▶ _Task to carry out_
Rewrite every line in the records below, replacing "voltohmmètre" with "multimètre" and leaving everything else unchanged. Leave the pictures out of your answer.

▶ _Stored records_
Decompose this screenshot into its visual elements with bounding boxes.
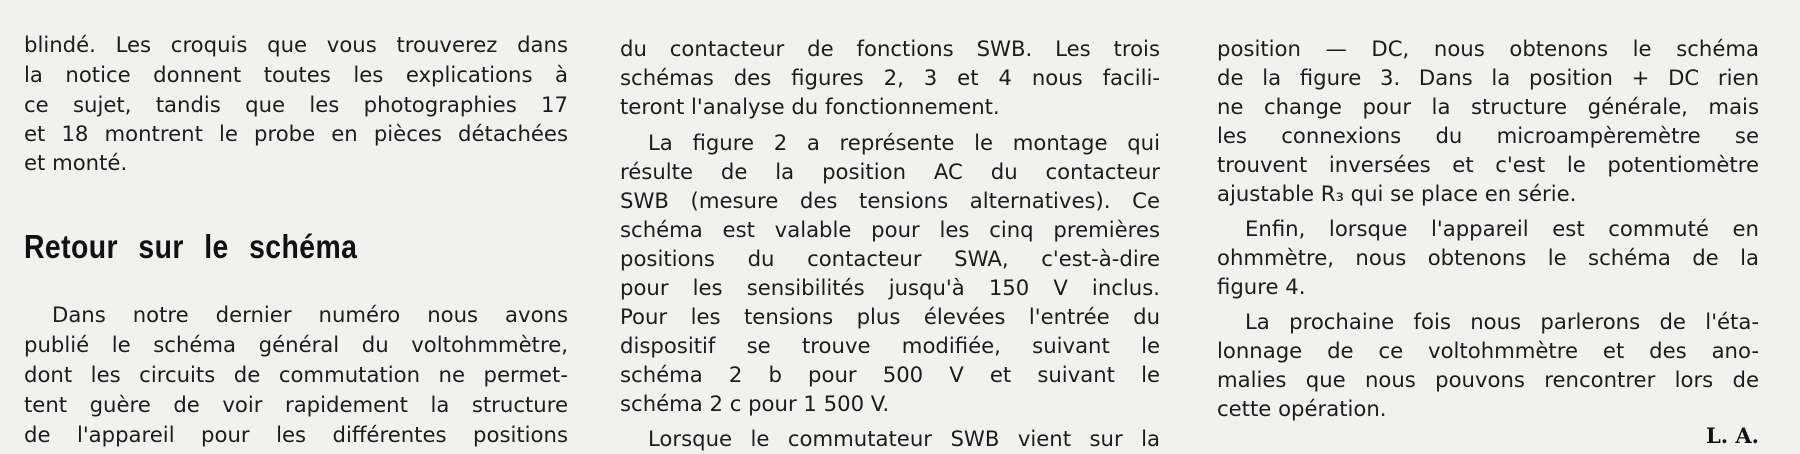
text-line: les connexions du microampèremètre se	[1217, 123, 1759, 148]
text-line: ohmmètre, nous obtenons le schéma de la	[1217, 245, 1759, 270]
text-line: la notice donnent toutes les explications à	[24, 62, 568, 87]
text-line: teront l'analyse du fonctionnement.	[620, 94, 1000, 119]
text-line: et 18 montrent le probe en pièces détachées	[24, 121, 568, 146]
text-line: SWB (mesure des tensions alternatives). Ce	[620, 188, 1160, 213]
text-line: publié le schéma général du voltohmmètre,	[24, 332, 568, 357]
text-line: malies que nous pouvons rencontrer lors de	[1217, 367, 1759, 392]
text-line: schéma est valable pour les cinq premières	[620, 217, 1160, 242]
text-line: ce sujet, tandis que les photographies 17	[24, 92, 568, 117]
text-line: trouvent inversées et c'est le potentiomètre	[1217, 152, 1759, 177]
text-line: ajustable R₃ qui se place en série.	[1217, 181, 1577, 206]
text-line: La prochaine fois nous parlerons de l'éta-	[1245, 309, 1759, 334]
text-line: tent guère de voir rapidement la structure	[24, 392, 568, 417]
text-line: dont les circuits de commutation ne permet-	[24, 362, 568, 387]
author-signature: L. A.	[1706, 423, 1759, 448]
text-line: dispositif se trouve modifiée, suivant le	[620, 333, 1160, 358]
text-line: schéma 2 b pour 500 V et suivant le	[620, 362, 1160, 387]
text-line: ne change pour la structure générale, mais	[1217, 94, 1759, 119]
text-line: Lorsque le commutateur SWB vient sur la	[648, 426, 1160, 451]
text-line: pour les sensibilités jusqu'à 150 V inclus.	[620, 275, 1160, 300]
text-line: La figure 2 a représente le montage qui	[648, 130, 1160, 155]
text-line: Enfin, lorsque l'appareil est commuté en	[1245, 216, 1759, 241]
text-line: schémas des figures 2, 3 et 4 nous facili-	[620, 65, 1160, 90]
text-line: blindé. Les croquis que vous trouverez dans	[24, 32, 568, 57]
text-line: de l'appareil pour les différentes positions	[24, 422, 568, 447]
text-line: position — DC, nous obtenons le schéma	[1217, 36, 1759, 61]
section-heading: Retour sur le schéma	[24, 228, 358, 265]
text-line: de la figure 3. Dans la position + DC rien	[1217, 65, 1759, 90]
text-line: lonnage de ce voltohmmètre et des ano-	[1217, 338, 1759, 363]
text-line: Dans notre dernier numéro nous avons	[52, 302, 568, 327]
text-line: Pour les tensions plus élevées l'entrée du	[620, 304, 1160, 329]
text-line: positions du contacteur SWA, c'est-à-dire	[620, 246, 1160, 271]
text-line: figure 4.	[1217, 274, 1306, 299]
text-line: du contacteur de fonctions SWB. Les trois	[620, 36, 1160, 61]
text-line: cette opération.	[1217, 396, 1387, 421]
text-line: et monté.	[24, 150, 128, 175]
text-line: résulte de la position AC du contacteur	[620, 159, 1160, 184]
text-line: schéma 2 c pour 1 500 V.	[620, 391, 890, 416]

▶ _Complete output_
Decompose this screenshot into its visual elements with bounding boxes.
text-line: les connexions du microampèremètre se	[1217, 123, 1759, 148]
text-line: ohmmètre, nous obtenons le schéma de la	[1217, 245, 1759, 270]
text-line: la notice donnent toutes les explications à	[24, 62, 568, 87]
text-line: teront l'analyse du fonctionnement.	[620, 94, 1000, 119]
text-line: et 18 montrent le probe en pièces détachées	[24, 121, 568, 146]
text-line: SWB (mesure des tensions alternatives). Ce	[620, 188, 1160, 213]
text-line: publié le schéma général du multimètre,	[24, 332, 568, 357]
text-line: malies que nous pouvons rencontrer lors de	[1217, 367, 1759, 392]
text-line: schéma est valable pour les cinq premières	[620, 217, 1160, 242]
text-line: ce sujet, tandis que les photographies 17	[24, 92, 568, 117]
text-line: trouvent inversées et c'est le potentiomètre	[1217, 152, 1759, 177]
text-line: ajustable R₃ qui se place en série.	[1217, 181, 1577, 206]
text-line: La prochaine fois nous parlerons de l'éta-	[1245, 309, 1759, 334]
text-line: tent guère de voir rapidement la structure	[24, 392, 568, 417]
text-line: dont les circuits de commutation ne permet-	[24, 362, 568, 387]
author-signature: L. A.	[1706, 423, 1759, 448]
text-line: dispositif se trouve modifiée, suivant le	[620, 333, 1160, 358]
text-line: schéma 2 b pour 500 V et suivant le	[620, 362, 1160, 387]
text-line: ne change pour la structure générale, mais	[1217, 94, 1759, 119]
text-line: Lorsque le commutateur SWB vient sur la	[648, 426, 1160, 451]
text-line: pour les sensibilités jusqu'à 150 V inclus.	[620, 275, 1160, 300]
text-line: La figure 2 a représente le montage qui	[648, 130, 1160, 155]
text-line: Enfin, lorsque l'appareil est commuté en	[1245, 216, 1759, 241]
text-line: schémas des figures 2, 3 et 4 nous facili-	[620, 65, 1160, 90]
text-line: blindé. Les croquis que vous trouverez dans	[24, 32, 568, 57]
text-line: de l'appareil pour les différentes positions	[24, 422, 568, 447]
text-line: position — DC, nous obtenons le schéma	[1217, 36, 1759, 61]
section-heading: Retour sur le schéma	[24, 228, 358, 265]
text-line: de la figure 3. Dans la position + DC rien	[1217, 65, 1759, 90]
text-line: lonnage de ce multimètre et des ano-	[1217, 338, 1759, 363]
text-line: Dans notre dernier numéro nous avons	[52, 302, 568, 327]
text-line: Pour les tensions plus élevées l'entrée du	[620, 304, 1160, 329]
text-line: positions du contacteur SWA, c'est-à-dire	[620, 246, 1160, 271]
text-line: figure 4.	[1217, 274, 1306, 299]
text-line: du contacteur de fonctions SWB. Les trois	[620, 36, 1160, 61]
text-line: cette opération.	[1217, 396, 1387, 421]
text-line: et monté.	[24, 150, 128, 175]
text-line: résulte de la position AC du contacteur	[620, 159, 1160, 184]
text-line: schéma 2 c pour 1 500 V.	[620, 391, 890, 416]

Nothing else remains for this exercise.